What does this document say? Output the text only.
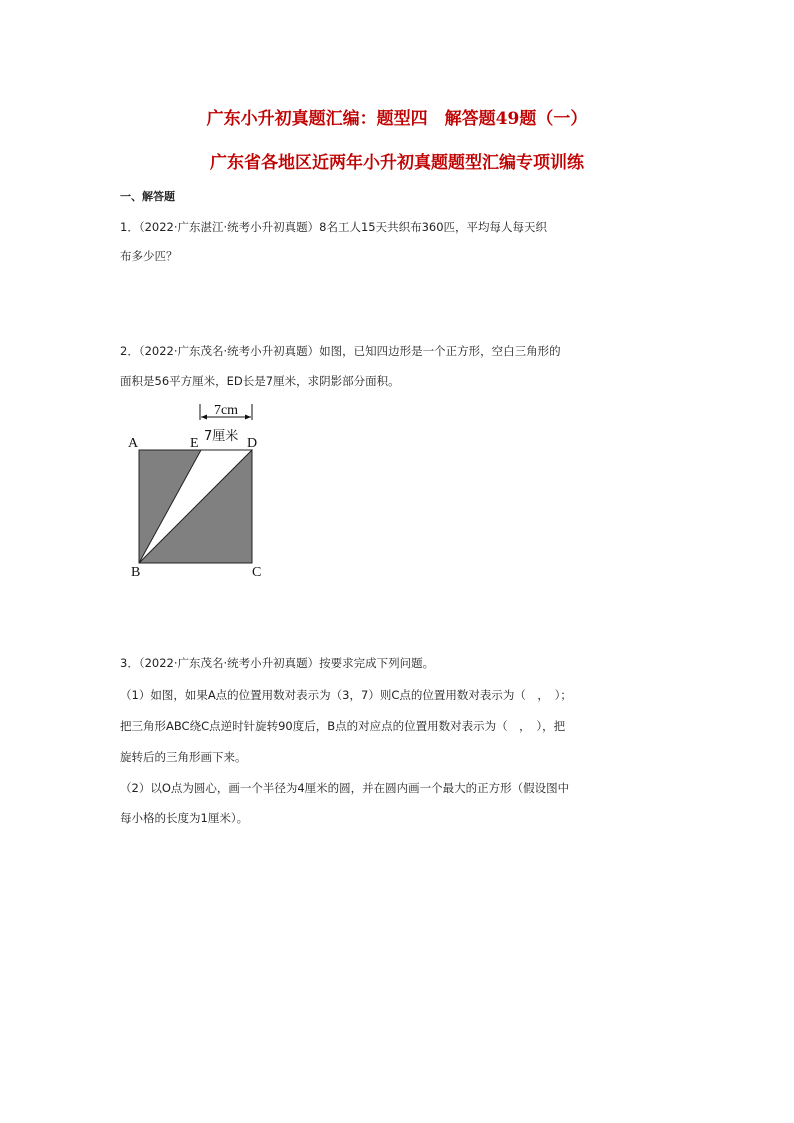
广东小升初真题汇编：题型四　解答题49题（一）
广东省各地区近两年小升初真题题型汇编专项训练
一、解答题
1．（2022·广东湛江·统考小升初真题）8名工人15天共织布360匹，平均每人每天织
布多少匹？
2．（2022·广东茂名·统考小升初真题）如图，已知四边形是一个正方形，空白三角形的
面积是56平方厘米，ED长是7厘米，求阴影部分面积。
7cm
7厘米
A	E	D
B	C
3．（2022·广东茂名·统考小升初真题）按要求完成下列问题。
（1）如图，如果A点的位置用数对表示为（3，7）则C点的位置用数对表示为（　，　）；
把三角形ABC绕C点逆时针旋转90度后，B点的对应点的位置用数对表示为（　，　），把
旋转后的三角形画下来。
（2）以O点为圆心，画一个半径为4厘米的圆，并在圆内画一个最大的正方形（假设图中
每小格的长度为1厘米）。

- Goal of the exercise: Exactly how many lines in the data above contain the word "统考小升初真题"? Respond with the number and nothing more.

- Solution to this exercise: 3